# WHAT YOU NEED TO DO
1. From the excerpt on appointing a Managing Director or Manager, repeat the passage that begins at the words "11. Consent.—In case" and stops after the words "Manager of the Company.".
2. According to the excerpt on appointing a Managing Director or Manager, what is the longest term for which a company may appoint or reappoint someone to that post?
3. The excerpt on appointing a Managing Director or Manager sets out conditions from Part I of Schedule V that a person must satisfy to be eligible in a public company. List every one of them.

# SELECTED EXTRACT
START

6. Appointment of Managing Director and Manager at Same Time.—A private company or public company shall not appoint Managing Director or Manager at the same time. However, the company may appoint Managing Director after completion of the term of manager or vice-versa. The company may also appoint whole-time director along with appointed Managing Director or Manager.

7. Tenure.—A private company or public company shall appoint or reappoint any person as its Managing Director or Manager for a maximum term of 5 years. However, the reappointment shall not be made earlier than 1 year before the expiry of his term. According to the provisions of the articles of association of the company, such reappointment can be subject to the approval of the Board of Directors and/or shareholders of the company.

8. Age Criteria.—In case of private company or public company, a company shall not appoint or continue the employment of any person as Managing Director or Manager who is below the age of 21 years or has attained the age of 70 years. However, the appointment of a person who has attained the age of 70 years may be made by passing a special resolution. In such case, the explanatory statement annexed to the notice of general meeting shall indicate the justification for appointing such person.

9. Other Criterias and Qualifications (As Prescribed in Section 196 of the Act).— In case of private company or public company, the appointee shall not be an undischarged insolvent or has not at any time been adjudged as an insolvent. The appointee has not at any time suspended payment to his creditors or makes, or has at any time made, a composition with them. The appointee has not at any time been convicted by a court of an offence and sentenced for a period of more than 6 months. In order to ensure compliance of the said provisions, the company shall obtain a declaration from such appointee.

10. Other Disqualifications under Section 164 of the Act.— The appointee shall not be disqualified to be a director under Section 164 of the Act (i.e. the appointee shall be of sound mind, solvent, not convicted for a particular offence, etc.). In order to ensure compliance of the said provisions, the company shall obtain a declaration from such appointee. With reference to certain provisions, the appointee shall inform to the company about his disqualification under sub-section (2) of Section 164, if any, in Form DIR-8 before he is appointed or reappointed.

11. Consent.—In case of private company or public company, the proposed appointee shall give his consent to hold the office as Managing Director or Manager of the Company.

12. Compliance of Criteria Specified in Part I to Schedule V of the Act.— In case of public companies only, the provisions of Part I to the Schedule V of the Act are applicable. Accordingly, a person shall be eligible for appointment as Managing Director or Manager, if he satisfies the following conditions: (i) he has not been sentenced to imprisonment for any period, or to a fine exceeding Rs 1000, for the conviction of an offence under 19 prescribed statutes; (ii) he had not been detained for any period under the Conservation of Foreign Exchange and Prevention of Smuggling Activities Act, 1974; (iii) he has completed the age of 21 years and has not attained the age of 70 years; and (iv) he is resident of India. In order to ensure compliance of the said provisions, the company shall obtain a declaration from the managing director or manager.

END

# DATA LINES

START

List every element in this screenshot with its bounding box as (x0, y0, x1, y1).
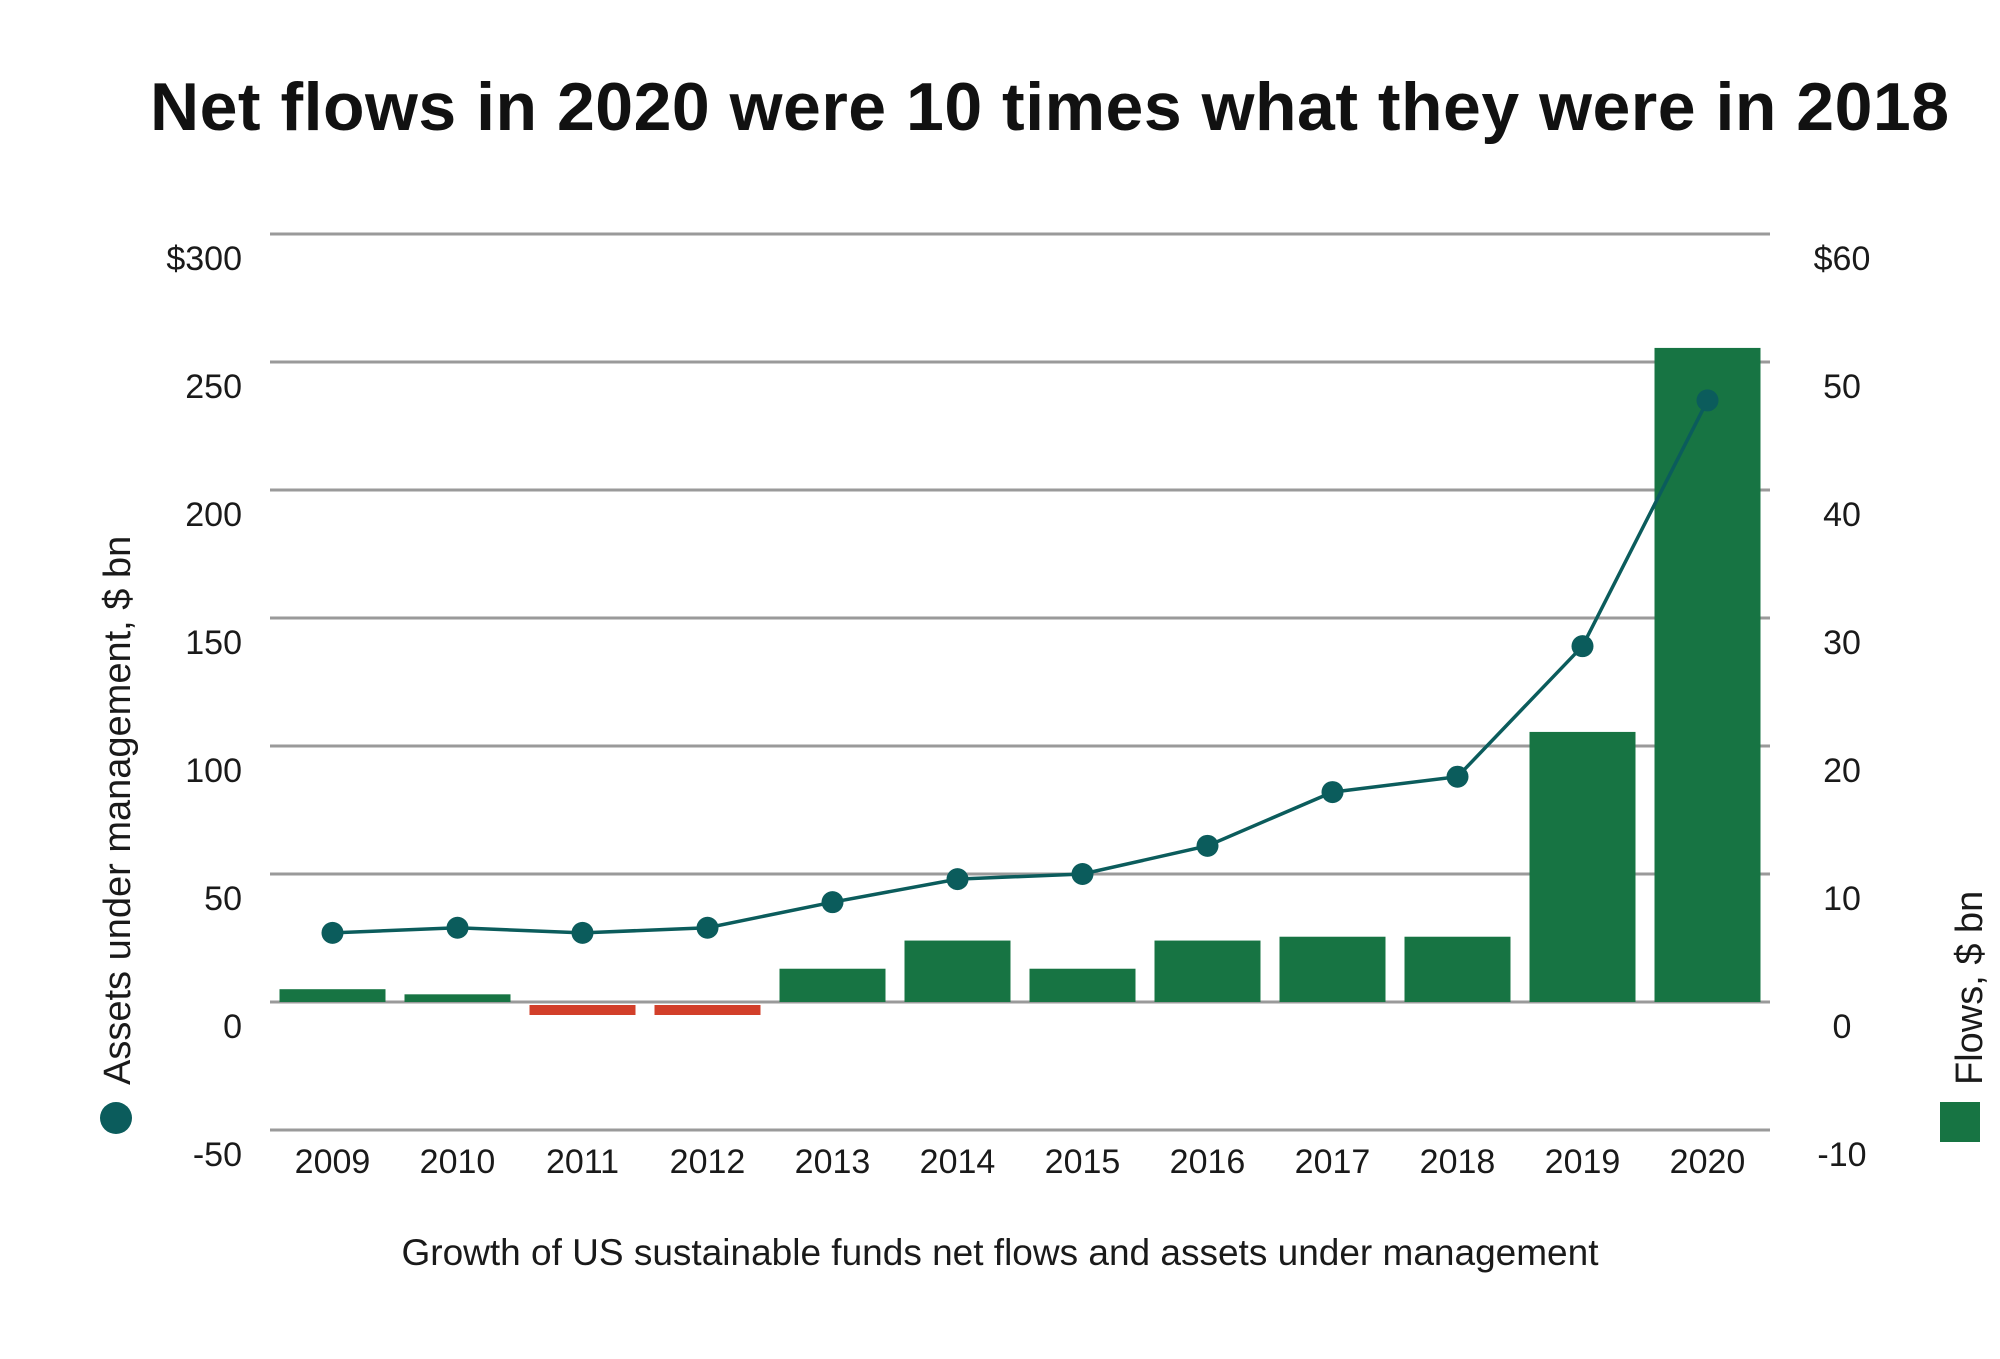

END

# TASK RESULTS
1.
11. Consent.—In case of private company or public company, the proposed appointee shall give his consent to hold the office as Managing Director or Manager of the Company.

2. A maximum term of 5 years.

3.
- He has not been sentenced to imprisonment for any period, or to a fine exceeding Rs 1000, for the conviction of an offence under 19 prescribed statutes.
- He had not been detained for any period under the Conservation of Foreign Exchange and Prevention of Smuggling Activities Act, 1974.
- He has completed the age of 21 years and has not attained the age of 70 years.
- He is resident of India.